Determine how many lines in the data below contain "measure" and write only that number.

══ Given information

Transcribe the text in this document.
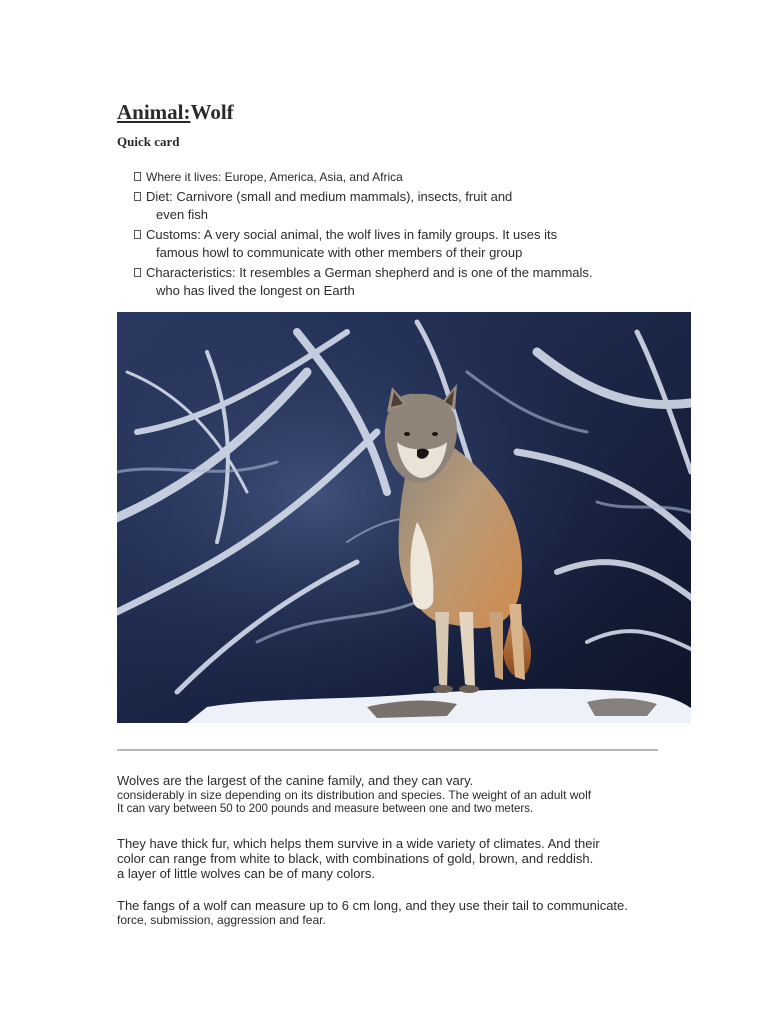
Animal:Wolf
Quick card
Where it lives: Europe, America, Asia, and Africa
Diet: Carnivore (small and medium mammals), insects, fruit and
even fish
Customs: A very social animal, the wolf lives in family groups. It uses its
famous howl to communicate with other members of their group
Characteristics: It resembles a German shepherd and is one of the mammals.
who has lived the longest on Earth

Wolves are the largest of the canine family, and they can vary.
considerably in size depending on its distribution and species. The weight of an adult wolf
It can vary between 50 to 200 pounds and measure between one and two meters.

They have thick fur, which helps them survive in a wide variety of climates. And their
color can range from white to black, with combinations of gold, brown, and reddish.
a layer of little wolves can be of many colors.

The fangs of a wolf can measure up to 6 cm long, and they use their tail to communicate.
force, submission, aggression and fear.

════

- [Written solution]: 2